Without the pictures, print each of the records below exactly as it appears.

RECORDED DATA
____
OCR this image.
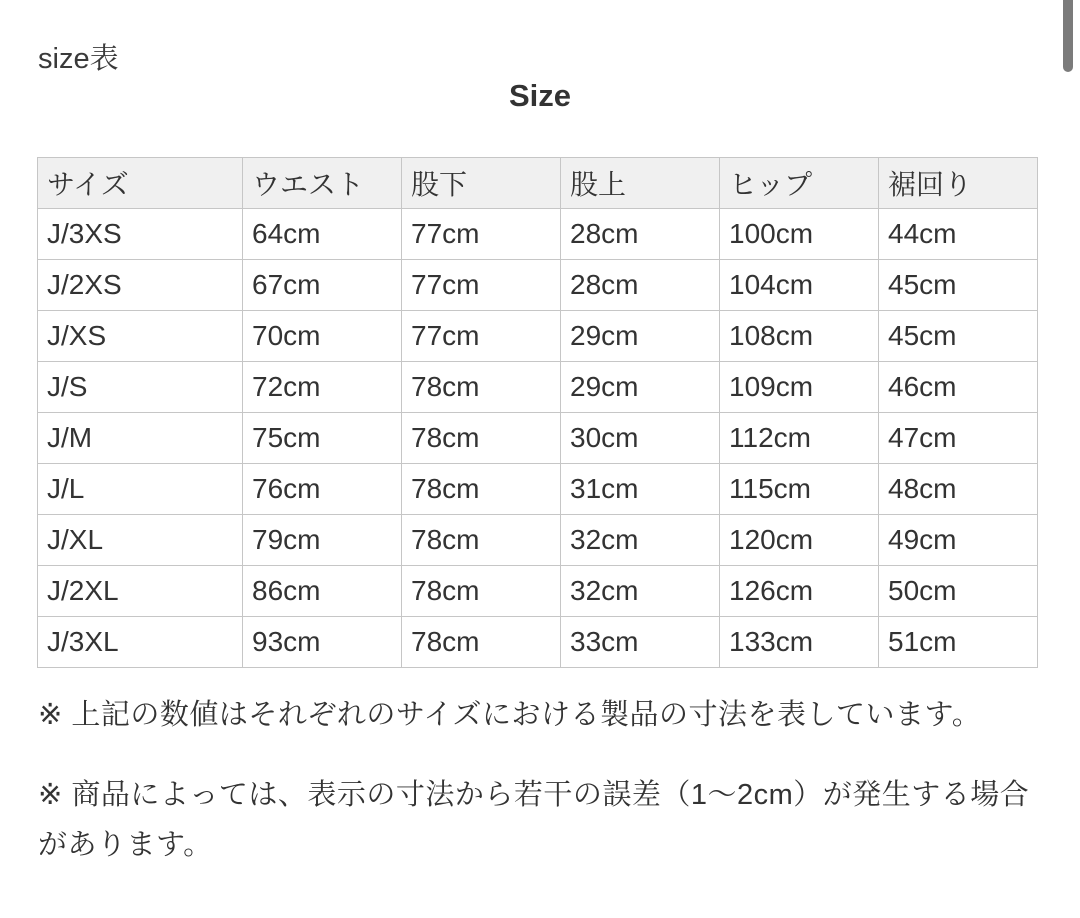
size表
Size
サイズ	ウエスト	股下	股上	ヒップ	裾回り
J/3XS	64cm	77cm	28cm	100cm	44cm
J/2XS	67cm	77cm	28cm	104cm	45cm
J/XS	70cm	77cm	29cm	108cm	45cm
J/S	72cm	78cm	29cm	109cm	46cm
J/M	75cm	78cm	30cm	112cm	47cm
J/L	76cm	78cm	31cm	115cm	48cm
J/XL	79cm	78cm	32cm	120cm	49cm
J/2XL	86cm	78cm	32cm	126cm	50cm
J/3XL	93cm	78cm	33cm	133cm	51cm

※ 上記の数値はそれぞれのサイズにおける製品の寸法を表しています。

※ 商品によっては、表示の寸法から若干の誤差（1〜2cm）が発生する場合があります。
____
THE OUTPUT
OCR this image.
size表
Size
サイズ	ウエスト	股下	股上	ヒップ	裾回り
J/3XS	64cm	77cm	28cm	100cm	44cm
J/2XS	67cm	77cm	28cm	104cm	45cm
J/XS	70cm	77cm	29cm	108cm	45cm
J/S	72cm	78cm	29cm	109cm	46cm
J/M	75cm	78cm	30cm	112cm	47cm
J/L	76cm	78cm	31cm	115cm	48cm
J/XL	79cm	78cm	32cm	120cm	49cm
J/2XL	86cm	78cm	32cm	126cm	50cm
J/3XL	93cm	78cm	33cm	133cm	51cm

※ 上記の数値はそれぞれのサイズにおける製品の寸法を表しています。

※ 商品によっては、表示の寸法から若干の誤差（1〜2cm）が発生する場合があります。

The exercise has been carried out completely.